Reproduce the listing below without changes, except that pictures are left out.
::::::
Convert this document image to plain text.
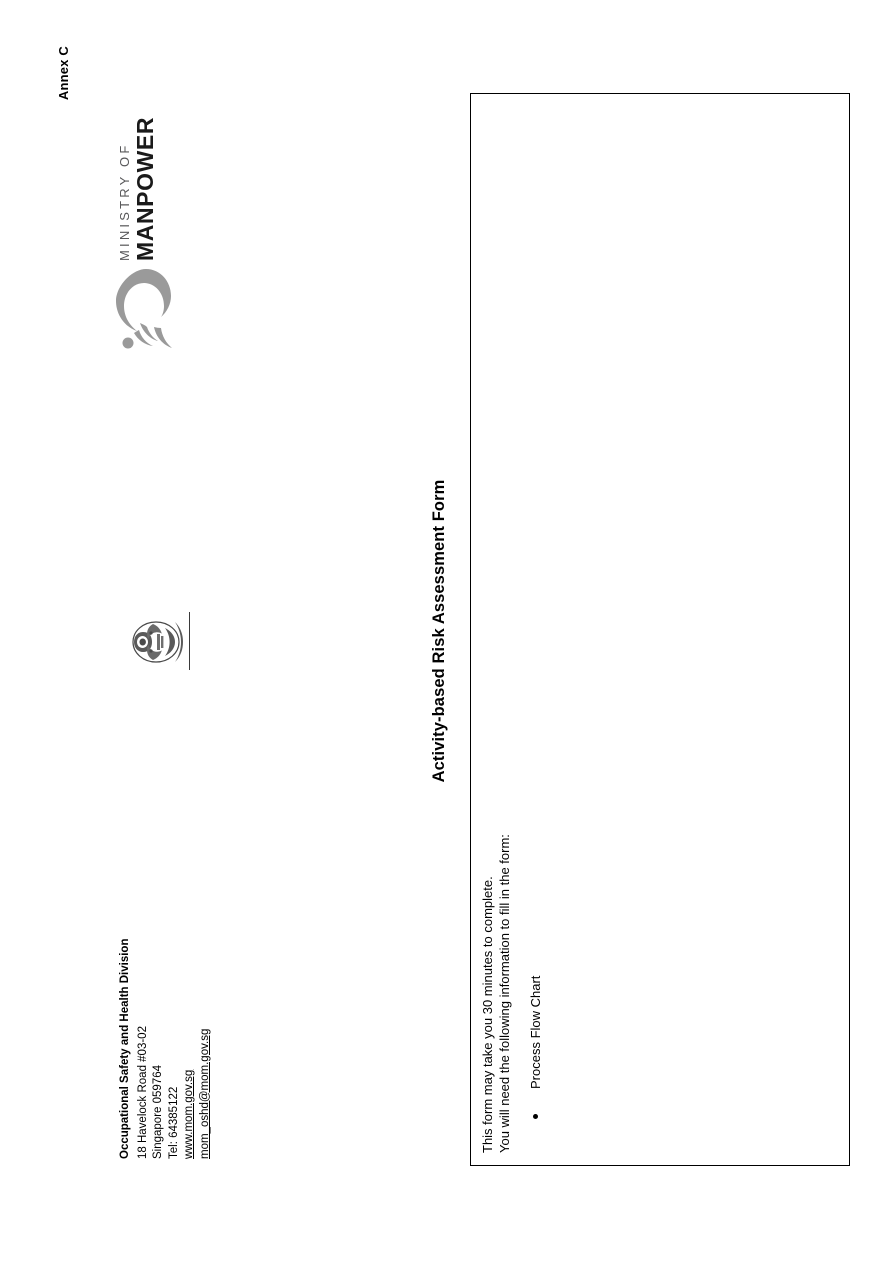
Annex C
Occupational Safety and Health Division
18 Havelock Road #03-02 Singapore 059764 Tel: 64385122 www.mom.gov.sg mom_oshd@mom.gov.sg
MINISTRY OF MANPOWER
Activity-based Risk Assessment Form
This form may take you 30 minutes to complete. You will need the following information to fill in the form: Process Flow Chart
::::::
_Output for this task_
Convert this document image to plain text.
Annex C
Occupational Safety and Health Division
18 Havelock Road #03-02 Singapore 059764 Tel: 64385122 www.mom.gov.sg mom_oshd@mom.gov.sg
MINISTRY OF MANPOWER
Activity-based Risk Assessment Form
This form may take you 30 minutes to complete. You will need the following information to fill in the form: Process Flow Chart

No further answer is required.